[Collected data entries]
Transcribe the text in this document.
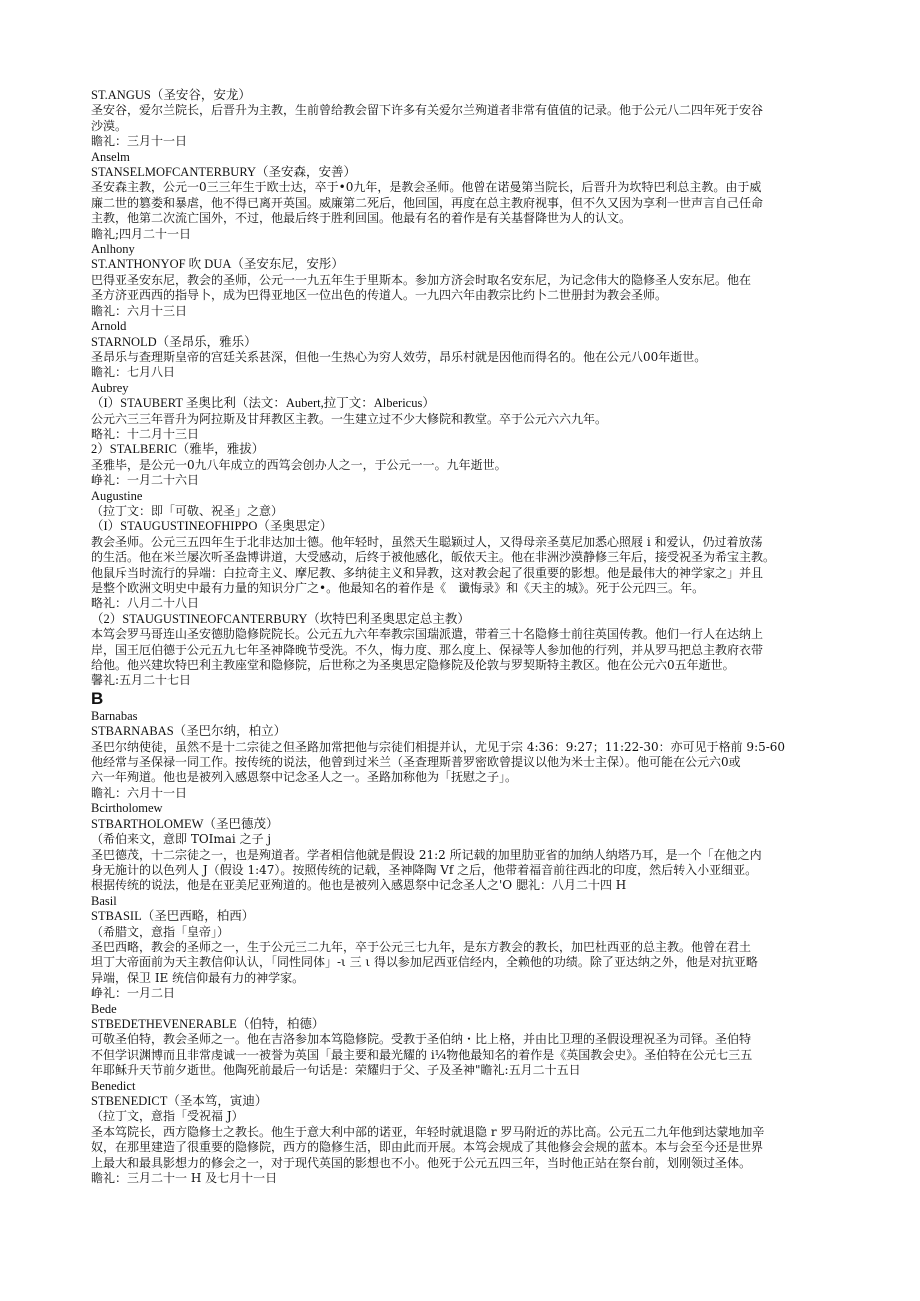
ST.ANGUS（圣安谷，安龙）
圣安谷，爱尔兰院长，后晋升为主教，生前曾给教会留下许多有关爱尔兰殉道者非常有值值的记录。他于公元八二四年死于安谷
沙漠。
瞻礼：三月十一日
Anselm
STANSELMOFCANTERBURY（圣安森，安善）
圣安森主教，公元一0三三年生于欧士达，卒于•0九年，是教会圣师。他曾在诺曼第当院长，后晋升为坎特巴利总主教。由于威
廉二世的篡娄和暴虐，他不得已离开英国。威廉第二死后，他回国，再度在总主教府视事，但不久又因为享利一世声言自己任命
主教，他第二次流亡国外，不过，他最后终于胜利回国。他最有名的着作是有关基督降世为人的认文。
瞻礼;四月二十一日
Anlhony
ST.ANTHONYOF 吹 DUA（圣安东尼，安彤）
巴得亚圣安东尼，教会的圣师，公元一一九五年生于里斯本。参加方济会时取名安东尼，为记念伟大的隐修圣人安东尼。他在
圣方济亚西西的指导卜，成为巴得亚地区一位出色的传道人。一九四六年由教宗比约卜二世册封为教会圣师。
瞻礼：六月十三日
Arnold
STARNOLD（圣昂乐，雅乐）
圣昂乐与查理斯皇帝的宫廷关系甚深，但他一生热心为穷人效劳，昂乐村就是因他而得名的。他在公元八00年逝世。
瞻礼：七月八日
Aubrey
（I）STAUBERT 圣奥比利（法文：Aubert,拉丁文：Albericus）
公元六三三年晋升为阿拉斯及甘拜教区主教。一生建立过不少大修院和教堂。卒于公元六六九年。
略礼：十二月十三日
2）STALBERIC（雅毕，雅拔）
圣雅毕，是公元一0九八年成立的西笃会创办人之一，于公元一一。九年逝世。
峥礼：一月二十六日
Augustine
（拉丁文：即「可敬、祝圣」之意）
（I）STAUGUSTINEOFHIPPO（圣奥思定）
教会圣师。公元三五四年生于北非达加士德。他年轻时，虽然天生聪颖过人，又得母亲圣莫尼加悉心照屐 i 和爱认，仍过着放荡
的生活。他在米兰屡次听圣盎博讲道，大受感动，后终于被他感化，皈依天主。他在非洲沙漠静修三年后，接受祝圣为希宝主教。
他鼠斥当时流行的异端：白拉奇主义、摩尼教、多纳徒主义和异教，这对教会起了很重要的影想。他是最伟大的神学家之」并且
是整个欧洲文明史中最有力量的知识分广之•。他最知名的着作是《　谶悔录》和《天主的城》。死于公元四三。年。
略礼：八月二十八日
（2）STAUGUSTINEOFCANTERBURY（坎特巴利圣奥思定总主教）
本笃会罗马哥连山圣安德肋隐修院院长。公元五九六年奉教宗国瑞派遣，带着三十名隐修士前往英国传教。他们一行人在达纳上
岸，国王厄伯德于公元五九七年圣神降晚节受洗。不久，悔力度、那么度上、保禄等人参加他的行列，并从罗马把总主教府衣带
给他。他兴建坎特巴利主教座堂和隐修院，后世称之为圣奥思定隐修院及伦敦与罗契斯特主教区。他在公元六0五年逝世。
馨礼:五月二十七日
B
Barnabas
STBARNABAS（圣巴尔纳，柏立）
圣巴尔纳使徒，虽然不是十二宗徒之但圣路加常把他与宗徒们相提并认，尤见于宗 4:36：9:27；11:22-30：亦可见于格前 9:5-60
他经常与圣保禄一同工作。按传统的说法，他曾到过米兰（圣查理斯普罗密欧曾提议以他为米士主保）。他可能在公元六0或
六一年殉道。他也是被列入感恩祭中记念圣人之一。圣路加称他为「抚慰之子」。
瞻礼：六月十一日
Bcirtholomew
STBARTHOLOMEW（圣巴德茂）
（希伯来文，意即 TOImai 之子 j
圣巴德茂，十二宗徒之一，也是殉道者。学者相信他就是假设 21:2 所记载的加里肋亚省的加纳人纳塔乃耳，是一个「在他之内
身无施计的以色列人 J（假设 1:47）。按照传统的记载，圣神降陶 Vf 之后，他带着福音前往西北的印度，然后转入小亚细亚。
根据传统的说法，他是在亚美尼亚殉道的。他也是被列入感恩祭中记念圣人之'O 腮礼：八月二十四 H
Basil
STBASIL（圣巴西略，柏西）
（希腊文，意指「皇帝」）
圣巴西略，教会的圣师之一，生于公元三二九年，卒于公元三七九年，是东方教会的教长，加巴杜西亚的总主教。他曾在君土
坦丁大帝面前为天主教信仰认认，「同性同体」-ι 三 ι 得以参加尼西亚信经内，全赖他的功绩。除了亚达纳之外，他是对抗亚略
异端，保卫 IE 统信仰最有力的神学家。
峥礼：一月二日
Bede
STBEDETHEVENERABLE（伯特，柏德）
可敬圣伯特，教会圣师之一。他在吉洛参加本笃隐修院。受教于圣伯纳・比上格，并由比卫理的圣假设理祝圣为司铎。圣伯特
不但学识渊博而且非常虔诚一一被誉为英国「最主要和最光耀的 i¼物他最知名的着作是《英国教会史》。圣伯特在公元七三五
年耶稣升天节前夕逝世。他陶死前最后一句话是：荣耀归于父、子及圣神"瞻礼:五月二十五日
Benedict
STBENEDICT（圣本笃，寅迪）
（拉丁文，意指「受祝福 J）
圣本笃院长，西方隐修士之教长。他生于意大利中部的诺亚，年轻时就退隐 r 罗马附近的苏比高。公元五二九年他到达蒙地加辛
奴，在那里建造了很重要的隐修院，西方的隐修生活，即由此而开展。本笃会规成了其他修会会规的蓝本。本与会至今还是世界
上最大和最具影想力的修会之一，对于现代英国的影想也不小。他死于公元五四三年，当时他正站在祭台前，划刚领过圣体。
瞻礼：三月二十一 H 及七月十一日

**INSTRUCTIONS TO FOLLOW:** Take every line containing the word "圣巴德茂" and copy it.

**OUTPUT FOR THIS EXERCISE:**
STBARTHOLOMEW（圣巴德茂）
圣巴德茂，十二宗徒之一，也是殉道者。学者相信他就是假设 21:2 所记载的加里肋亚省的加纳人纳塔乃耳，是一个「在他之内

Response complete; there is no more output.